Goal.
Rewrite the entries from the start down through the line containing "svg-text:5: 5 [64,115,68,123]", swapping "screenshot" for "screen capture" and leaving everything else unchanged.

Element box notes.
((

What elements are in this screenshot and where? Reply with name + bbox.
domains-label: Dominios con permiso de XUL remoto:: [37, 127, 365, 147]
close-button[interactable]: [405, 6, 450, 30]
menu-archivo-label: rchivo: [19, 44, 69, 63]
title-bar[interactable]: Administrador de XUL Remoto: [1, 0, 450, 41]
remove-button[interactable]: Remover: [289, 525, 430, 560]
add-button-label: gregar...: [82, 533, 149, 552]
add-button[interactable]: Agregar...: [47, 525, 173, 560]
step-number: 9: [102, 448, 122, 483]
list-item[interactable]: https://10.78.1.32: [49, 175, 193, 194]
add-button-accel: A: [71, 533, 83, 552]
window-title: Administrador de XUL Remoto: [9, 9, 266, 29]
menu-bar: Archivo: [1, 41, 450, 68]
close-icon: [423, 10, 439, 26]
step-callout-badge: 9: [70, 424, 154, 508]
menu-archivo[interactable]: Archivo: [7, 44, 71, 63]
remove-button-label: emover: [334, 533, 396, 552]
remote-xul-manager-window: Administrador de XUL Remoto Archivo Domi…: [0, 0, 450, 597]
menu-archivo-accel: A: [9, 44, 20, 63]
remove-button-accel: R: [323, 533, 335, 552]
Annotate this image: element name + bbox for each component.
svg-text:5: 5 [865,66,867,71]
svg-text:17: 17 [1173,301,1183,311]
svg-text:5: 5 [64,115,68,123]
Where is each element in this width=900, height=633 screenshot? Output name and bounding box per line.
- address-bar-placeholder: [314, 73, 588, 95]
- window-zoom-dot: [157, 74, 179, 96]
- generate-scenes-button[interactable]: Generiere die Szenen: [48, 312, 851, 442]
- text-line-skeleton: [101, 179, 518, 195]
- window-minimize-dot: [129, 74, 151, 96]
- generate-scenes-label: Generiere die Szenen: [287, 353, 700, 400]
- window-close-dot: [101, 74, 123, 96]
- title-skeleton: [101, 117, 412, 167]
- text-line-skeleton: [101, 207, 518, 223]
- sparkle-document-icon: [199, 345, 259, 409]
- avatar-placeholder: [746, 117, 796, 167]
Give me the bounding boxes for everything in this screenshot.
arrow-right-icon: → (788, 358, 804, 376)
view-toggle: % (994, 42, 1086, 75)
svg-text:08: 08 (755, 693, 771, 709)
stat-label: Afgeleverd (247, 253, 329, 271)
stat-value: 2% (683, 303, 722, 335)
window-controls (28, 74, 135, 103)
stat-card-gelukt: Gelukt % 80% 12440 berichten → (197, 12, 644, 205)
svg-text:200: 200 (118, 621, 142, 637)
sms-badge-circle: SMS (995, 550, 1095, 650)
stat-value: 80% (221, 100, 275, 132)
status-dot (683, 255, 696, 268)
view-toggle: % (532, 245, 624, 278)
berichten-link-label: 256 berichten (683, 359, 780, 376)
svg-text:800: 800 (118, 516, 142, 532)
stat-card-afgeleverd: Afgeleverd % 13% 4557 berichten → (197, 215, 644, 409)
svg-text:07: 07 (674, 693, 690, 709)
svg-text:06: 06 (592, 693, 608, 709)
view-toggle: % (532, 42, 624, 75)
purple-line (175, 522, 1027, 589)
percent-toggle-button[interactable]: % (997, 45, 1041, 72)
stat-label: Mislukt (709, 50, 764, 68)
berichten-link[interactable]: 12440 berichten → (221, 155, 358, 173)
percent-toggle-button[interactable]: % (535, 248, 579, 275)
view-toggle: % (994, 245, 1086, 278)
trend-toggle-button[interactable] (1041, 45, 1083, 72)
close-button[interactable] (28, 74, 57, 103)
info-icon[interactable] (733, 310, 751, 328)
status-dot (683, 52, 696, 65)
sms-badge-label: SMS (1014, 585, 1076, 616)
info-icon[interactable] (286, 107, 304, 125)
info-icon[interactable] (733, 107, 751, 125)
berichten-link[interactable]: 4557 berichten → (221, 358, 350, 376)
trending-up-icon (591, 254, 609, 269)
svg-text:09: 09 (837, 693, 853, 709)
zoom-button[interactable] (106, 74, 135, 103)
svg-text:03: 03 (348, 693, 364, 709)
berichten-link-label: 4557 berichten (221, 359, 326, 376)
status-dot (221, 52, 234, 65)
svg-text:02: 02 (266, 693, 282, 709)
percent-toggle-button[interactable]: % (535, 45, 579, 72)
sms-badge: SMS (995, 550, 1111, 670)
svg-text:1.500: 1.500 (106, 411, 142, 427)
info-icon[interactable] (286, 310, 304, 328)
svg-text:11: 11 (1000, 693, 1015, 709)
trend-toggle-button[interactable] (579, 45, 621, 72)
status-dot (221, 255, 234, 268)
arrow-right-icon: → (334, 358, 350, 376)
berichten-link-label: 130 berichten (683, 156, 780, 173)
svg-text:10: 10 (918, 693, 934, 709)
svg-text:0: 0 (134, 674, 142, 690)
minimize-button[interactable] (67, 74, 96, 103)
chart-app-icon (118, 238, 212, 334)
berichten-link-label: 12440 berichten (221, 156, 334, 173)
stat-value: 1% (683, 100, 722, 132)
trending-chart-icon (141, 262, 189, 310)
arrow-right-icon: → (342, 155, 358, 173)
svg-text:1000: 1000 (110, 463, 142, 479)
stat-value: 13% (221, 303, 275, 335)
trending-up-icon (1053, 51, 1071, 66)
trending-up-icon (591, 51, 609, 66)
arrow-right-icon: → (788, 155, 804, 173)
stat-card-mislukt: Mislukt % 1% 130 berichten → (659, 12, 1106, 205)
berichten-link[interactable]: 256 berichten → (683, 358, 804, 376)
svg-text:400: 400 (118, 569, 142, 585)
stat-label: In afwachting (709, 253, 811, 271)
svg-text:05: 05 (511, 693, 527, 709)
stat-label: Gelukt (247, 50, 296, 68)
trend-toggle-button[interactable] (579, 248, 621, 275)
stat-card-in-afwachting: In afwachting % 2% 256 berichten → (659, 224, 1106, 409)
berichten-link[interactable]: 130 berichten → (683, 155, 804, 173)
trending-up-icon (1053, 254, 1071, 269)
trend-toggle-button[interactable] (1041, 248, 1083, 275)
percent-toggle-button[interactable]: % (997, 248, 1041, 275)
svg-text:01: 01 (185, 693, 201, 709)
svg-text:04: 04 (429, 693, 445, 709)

))

Written solution.
What elements are in this screen capture and where? Reply with name + bbox.
domains-label: Dominios con permiso de XUL remoto:: [37, 127, 365, 147]
close-button[interactable]: [405, 6, 450, 30]
menu-archivo-label: rchivo: [19, 44, 69, 63]
title-bar[interactable]: Administrador de XUL Remoto: [1, 0, 450, 41]
remove-button[interactable]: Remover: [289, 525, 430, 560]
add-button-label: gregar...: [82, 533, 149, 552]
add-button[interactable]: Agregar...: [47, 525, 173, 560]
step-number: 9: [102, 448, 122, 483]
list-item[interactable]: https://10.78.1.32: [49, 175, 193, 194]
add-button-accel: A: [71, 533, 83, 552]
window-title: Administrador de XUL Remoto: [9, 9, 266, 29]
menu-bar: Archivo: [1, 41, 450, 68]
close-icon: [423, 10, 439, 26]
step-callout-badge: 9: [70, 424, 154, 508]
menu-archivo[interactable]: Archivo: [7, 44, 71, 63]
remove-button-label: emover: [334, 533, 396, 552]
remote-xul-manager-window: Administrador de XUL Remoto Archivo Domi…: [0, 0, 450, 597]
menu-archivo-accel: A: [9, 44, 20, 63]
remove-button-accel: R: [323, 533, 335, 552]
Annotate this image: element name + bbox for each component.
svg-text:5: 5 [865,66,867,71]
svg-text:17: 17 [1173,301,1183,311]
svg-text:5: 5 [64,115,68,123]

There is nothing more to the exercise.